§ **Dataset entries**
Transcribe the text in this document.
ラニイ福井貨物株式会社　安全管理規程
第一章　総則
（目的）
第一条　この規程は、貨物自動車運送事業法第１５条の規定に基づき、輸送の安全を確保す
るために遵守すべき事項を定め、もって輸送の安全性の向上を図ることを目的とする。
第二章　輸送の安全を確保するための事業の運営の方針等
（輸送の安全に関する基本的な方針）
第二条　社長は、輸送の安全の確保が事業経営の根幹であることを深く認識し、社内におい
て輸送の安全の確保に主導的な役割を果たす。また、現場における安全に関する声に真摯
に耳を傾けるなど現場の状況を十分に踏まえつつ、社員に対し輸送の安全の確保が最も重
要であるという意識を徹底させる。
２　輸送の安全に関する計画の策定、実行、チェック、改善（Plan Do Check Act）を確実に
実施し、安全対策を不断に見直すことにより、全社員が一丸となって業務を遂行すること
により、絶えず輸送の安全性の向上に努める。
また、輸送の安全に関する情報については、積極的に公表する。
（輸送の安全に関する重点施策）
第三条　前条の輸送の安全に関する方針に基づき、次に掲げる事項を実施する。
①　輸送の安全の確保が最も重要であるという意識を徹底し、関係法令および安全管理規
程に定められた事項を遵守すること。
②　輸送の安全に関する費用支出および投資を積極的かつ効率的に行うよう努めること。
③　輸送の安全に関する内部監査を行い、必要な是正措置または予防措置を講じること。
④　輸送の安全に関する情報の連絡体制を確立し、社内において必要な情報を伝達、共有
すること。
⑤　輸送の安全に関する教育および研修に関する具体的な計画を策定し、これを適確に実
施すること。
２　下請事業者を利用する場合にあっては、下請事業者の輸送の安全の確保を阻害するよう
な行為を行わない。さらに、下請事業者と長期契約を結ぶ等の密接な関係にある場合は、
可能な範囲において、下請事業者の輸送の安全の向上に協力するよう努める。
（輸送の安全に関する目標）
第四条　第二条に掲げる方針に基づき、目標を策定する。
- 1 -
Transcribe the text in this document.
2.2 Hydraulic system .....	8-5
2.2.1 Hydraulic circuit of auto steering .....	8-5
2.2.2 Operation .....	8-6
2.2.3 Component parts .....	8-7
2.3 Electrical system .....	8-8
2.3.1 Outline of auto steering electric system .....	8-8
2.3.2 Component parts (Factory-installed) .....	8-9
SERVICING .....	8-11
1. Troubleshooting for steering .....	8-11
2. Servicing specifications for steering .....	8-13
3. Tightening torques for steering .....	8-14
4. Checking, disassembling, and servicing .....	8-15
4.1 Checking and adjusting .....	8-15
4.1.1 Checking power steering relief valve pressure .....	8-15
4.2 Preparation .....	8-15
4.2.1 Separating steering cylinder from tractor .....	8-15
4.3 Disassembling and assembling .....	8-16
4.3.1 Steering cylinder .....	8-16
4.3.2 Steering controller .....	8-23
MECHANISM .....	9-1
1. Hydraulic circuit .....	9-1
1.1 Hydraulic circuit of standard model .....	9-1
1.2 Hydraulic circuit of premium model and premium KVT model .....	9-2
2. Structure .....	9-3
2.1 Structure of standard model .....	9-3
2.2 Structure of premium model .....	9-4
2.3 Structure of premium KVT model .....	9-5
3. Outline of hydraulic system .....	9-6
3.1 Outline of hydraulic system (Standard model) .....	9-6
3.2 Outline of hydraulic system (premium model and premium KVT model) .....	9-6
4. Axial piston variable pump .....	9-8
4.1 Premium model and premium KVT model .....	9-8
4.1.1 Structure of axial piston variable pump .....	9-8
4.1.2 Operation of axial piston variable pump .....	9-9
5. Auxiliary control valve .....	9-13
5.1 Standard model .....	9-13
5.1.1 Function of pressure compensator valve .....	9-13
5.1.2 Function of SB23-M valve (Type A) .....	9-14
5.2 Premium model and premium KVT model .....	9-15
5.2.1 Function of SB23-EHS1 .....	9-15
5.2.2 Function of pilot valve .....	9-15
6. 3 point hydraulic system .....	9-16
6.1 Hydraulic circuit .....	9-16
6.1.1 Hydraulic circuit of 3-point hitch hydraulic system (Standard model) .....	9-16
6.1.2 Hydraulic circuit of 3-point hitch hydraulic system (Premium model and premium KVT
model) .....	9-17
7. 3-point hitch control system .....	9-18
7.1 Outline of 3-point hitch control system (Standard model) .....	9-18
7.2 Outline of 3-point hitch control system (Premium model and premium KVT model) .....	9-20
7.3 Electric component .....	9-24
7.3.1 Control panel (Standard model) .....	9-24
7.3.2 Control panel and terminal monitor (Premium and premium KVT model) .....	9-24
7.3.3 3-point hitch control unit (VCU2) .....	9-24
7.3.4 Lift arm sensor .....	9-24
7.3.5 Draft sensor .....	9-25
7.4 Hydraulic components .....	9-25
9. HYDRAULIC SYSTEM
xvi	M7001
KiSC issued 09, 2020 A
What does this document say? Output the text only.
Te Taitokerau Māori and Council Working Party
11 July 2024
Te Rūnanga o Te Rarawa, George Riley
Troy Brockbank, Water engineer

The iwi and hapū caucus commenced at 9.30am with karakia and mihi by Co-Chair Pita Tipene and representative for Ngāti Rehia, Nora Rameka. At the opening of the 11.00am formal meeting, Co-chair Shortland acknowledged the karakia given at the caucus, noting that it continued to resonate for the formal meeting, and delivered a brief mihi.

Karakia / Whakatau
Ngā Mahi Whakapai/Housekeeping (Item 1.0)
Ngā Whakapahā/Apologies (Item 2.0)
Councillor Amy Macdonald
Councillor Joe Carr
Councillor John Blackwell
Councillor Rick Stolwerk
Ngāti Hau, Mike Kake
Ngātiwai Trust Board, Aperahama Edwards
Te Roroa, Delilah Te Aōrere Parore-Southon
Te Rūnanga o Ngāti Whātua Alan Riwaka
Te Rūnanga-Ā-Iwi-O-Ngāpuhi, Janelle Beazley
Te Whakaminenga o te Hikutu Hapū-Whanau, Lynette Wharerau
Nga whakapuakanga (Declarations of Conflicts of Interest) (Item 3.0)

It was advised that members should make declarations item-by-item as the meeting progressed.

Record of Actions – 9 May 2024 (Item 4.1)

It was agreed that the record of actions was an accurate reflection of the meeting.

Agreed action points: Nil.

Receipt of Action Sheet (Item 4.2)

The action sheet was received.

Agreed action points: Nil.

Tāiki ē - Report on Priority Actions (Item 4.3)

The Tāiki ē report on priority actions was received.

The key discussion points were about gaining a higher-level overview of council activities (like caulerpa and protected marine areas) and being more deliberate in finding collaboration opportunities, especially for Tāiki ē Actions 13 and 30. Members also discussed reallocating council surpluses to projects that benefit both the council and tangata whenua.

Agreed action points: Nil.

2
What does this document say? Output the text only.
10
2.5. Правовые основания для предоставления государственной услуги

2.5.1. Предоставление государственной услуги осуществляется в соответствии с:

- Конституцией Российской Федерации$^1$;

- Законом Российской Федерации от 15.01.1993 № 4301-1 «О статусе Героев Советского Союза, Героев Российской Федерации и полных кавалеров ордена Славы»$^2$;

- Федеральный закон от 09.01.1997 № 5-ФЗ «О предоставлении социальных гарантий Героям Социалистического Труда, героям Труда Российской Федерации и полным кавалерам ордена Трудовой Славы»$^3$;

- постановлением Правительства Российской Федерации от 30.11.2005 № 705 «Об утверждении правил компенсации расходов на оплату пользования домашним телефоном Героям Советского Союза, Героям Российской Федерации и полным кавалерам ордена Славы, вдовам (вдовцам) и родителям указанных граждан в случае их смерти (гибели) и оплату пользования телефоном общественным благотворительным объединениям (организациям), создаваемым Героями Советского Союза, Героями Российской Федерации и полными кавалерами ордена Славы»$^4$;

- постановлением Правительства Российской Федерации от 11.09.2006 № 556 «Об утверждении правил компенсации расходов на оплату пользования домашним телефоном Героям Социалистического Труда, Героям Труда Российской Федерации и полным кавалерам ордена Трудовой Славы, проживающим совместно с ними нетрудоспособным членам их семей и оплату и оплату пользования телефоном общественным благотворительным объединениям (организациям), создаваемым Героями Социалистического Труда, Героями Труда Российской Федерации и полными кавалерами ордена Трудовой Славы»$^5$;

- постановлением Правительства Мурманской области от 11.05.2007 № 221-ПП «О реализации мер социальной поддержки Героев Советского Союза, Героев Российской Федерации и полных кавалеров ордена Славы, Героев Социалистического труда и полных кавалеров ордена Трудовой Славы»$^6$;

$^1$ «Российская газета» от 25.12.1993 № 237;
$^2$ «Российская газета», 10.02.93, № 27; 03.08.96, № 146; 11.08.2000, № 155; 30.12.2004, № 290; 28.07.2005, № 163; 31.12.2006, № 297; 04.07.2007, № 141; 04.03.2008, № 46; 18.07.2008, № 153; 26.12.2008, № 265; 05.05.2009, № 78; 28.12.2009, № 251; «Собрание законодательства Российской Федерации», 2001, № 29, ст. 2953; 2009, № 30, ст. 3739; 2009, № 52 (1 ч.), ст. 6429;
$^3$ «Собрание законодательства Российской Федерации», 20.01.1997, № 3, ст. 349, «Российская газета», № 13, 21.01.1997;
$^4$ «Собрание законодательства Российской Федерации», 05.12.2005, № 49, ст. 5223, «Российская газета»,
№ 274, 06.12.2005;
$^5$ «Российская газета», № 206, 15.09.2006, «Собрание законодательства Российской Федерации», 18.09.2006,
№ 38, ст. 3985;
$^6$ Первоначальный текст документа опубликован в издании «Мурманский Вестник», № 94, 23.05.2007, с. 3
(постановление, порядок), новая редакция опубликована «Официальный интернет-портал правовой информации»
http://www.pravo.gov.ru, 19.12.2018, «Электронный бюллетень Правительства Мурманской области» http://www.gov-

§ **TASK STATEMENT**
Your reply is one number: how many lines of the records above contain the word "государственной".

§ **SOLUTION TO THIS PROBLEM**
2